> [Problem to solve]: Print, please, the line that contains "Parse this screenshot: output" and each line after it to the end of the entries, unchanged and with nothing else.

--------------------------------

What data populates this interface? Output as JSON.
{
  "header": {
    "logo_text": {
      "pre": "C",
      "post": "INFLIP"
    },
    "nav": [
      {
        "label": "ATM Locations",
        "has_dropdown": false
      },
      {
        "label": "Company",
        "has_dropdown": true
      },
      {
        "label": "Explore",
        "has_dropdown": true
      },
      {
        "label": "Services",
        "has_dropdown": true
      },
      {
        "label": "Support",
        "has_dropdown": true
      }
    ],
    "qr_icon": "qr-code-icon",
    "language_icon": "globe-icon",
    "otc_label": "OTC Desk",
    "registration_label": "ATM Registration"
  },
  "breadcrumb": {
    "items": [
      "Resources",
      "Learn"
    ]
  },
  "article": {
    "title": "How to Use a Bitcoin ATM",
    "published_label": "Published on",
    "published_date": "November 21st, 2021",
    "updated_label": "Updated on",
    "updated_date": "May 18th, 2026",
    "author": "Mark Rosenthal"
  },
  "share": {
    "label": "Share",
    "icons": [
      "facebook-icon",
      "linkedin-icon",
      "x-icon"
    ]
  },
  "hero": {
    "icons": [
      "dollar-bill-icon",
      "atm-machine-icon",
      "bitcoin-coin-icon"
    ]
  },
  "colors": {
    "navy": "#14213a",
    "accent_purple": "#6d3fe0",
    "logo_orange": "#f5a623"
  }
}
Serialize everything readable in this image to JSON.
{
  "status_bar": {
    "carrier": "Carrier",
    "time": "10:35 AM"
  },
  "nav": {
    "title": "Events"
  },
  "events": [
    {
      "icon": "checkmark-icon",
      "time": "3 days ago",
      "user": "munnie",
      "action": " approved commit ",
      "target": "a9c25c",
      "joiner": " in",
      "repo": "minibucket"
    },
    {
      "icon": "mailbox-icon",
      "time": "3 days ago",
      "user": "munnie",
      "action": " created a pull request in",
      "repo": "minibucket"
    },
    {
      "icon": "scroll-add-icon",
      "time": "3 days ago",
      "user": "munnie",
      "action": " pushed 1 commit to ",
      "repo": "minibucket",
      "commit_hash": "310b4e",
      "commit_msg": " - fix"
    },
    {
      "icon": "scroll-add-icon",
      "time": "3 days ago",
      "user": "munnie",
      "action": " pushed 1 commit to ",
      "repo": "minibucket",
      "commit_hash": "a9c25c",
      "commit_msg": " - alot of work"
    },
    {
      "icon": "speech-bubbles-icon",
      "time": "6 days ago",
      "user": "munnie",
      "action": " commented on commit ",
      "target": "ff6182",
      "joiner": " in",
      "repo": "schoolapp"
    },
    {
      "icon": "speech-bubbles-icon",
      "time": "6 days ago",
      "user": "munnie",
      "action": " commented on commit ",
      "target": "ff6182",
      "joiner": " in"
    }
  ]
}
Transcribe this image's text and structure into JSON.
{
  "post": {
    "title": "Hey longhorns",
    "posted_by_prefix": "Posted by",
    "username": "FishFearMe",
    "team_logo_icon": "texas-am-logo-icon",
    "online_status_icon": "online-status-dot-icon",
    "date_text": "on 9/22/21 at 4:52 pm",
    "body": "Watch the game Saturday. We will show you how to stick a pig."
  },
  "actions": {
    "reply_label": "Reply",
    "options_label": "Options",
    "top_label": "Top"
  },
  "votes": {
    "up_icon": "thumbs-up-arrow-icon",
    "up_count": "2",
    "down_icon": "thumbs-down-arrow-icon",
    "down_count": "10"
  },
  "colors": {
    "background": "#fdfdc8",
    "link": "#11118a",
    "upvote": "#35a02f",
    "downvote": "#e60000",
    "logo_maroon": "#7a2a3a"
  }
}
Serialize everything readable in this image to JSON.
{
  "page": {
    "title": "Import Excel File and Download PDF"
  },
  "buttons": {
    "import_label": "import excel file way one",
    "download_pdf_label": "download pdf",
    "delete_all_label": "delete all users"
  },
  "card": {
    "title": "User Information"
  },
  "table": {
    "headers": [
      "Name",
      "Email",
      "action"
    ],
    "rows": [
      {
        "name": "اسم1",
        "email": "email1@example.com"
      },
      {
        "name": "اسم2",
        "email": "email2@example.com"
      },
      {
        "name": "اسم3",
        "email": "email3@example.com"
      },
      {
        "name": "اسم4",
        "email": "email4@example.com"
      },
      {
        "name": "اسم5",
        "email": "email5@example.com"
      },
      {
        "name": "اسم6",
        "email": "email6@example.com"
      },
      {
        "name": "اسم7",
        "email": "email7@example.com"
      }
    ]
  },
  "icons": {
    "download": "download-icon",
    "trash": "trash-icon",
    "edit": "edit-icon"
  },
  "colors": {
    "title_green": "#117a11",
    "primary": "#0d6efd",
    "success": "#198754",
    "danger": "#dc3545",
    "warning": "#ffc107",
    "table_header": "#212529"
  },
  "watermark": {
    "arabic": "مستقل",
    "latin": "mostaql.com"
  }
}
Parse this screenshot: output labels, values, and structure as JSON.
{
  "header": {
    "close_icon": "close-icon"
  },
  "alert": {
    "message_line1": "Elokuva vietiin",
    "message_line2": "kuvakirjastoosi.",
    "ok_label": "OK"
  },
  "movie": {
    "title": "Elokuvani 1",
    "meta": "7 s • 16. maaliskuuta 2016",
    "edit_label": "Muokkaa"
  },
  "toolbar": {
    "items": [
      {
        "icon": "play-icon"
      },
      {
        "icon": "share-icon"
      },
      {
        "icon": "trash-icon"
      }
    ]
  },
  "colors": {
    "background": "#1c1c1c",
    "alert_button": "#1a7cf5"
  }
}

--------------------------------

> [Exercise response]:
Parse this screenshot: output labels, values, and structure as JSON.
{
  "header": {
    "close_icon": "close-icon"
  },
  "alert": {
    "message_line1": "Elokuva vietiin",
    "message_line2": "kuvakirjastoosi.",
    "ok_label": "OK"
  },
  "movie": {
    "title": "Elokuvani 1",
    "meta": "7 s • 16. maaliskuuta 2016",
    "edit_label": "Muokkaa"
  },
  "toolbar": {
    "items": [
      {
        "icon": "play-icon"
      },
      {
        "icon": "share-icon"
      },
      {
        "icon": "trash-icon"
      }
    ]
  },
  "colors": {
    "background": "#1c1c1c",
    "alert_button": "#1a7cf5"
  }
}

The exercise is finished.